Examine the records and identify each line that includes the string "个数字开始". Copy those lines.

--- start Records supplied ---

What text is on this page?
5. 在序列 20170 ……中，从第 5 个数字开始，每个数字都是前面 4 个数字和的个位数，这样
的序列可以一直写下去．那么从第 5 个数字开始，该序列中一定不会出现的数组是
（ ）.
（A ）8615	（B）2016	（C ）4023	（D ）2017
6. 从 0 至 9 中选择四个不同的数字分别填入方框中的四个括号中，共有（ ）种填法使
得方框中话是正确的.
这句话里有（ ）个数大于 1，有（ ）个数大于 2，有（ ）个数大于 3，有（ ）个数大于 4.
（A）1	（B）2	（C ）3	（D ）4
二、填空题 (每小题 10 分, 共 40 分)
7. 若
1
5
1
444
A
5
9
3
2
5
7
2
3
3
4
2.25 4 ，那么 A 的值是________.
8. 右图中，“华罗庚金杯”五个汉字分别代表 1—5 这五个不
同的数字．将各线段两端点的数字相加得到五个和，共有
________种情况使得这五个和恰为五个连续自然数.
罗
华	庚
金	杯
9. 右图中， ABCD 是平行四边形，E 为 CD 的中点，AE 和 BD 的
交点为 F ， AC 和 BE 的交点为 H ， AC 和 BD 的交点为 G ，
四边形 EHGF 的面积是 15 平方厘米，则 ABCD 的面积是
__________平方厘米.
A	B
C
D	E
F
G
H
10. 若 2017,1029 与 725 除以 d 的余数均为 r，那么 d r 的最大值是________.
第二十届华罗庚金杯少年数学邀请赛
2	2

--- end Records supplied ---

◆ **Task output**:
5. 在序列 20170 ……中，从第 5 个数字开始，每个数字都是前面 4 个数字和的个位数，这样
的序列可以一直写下去．那么从第 5 个数字开始，该序列中一定不会出现的数组是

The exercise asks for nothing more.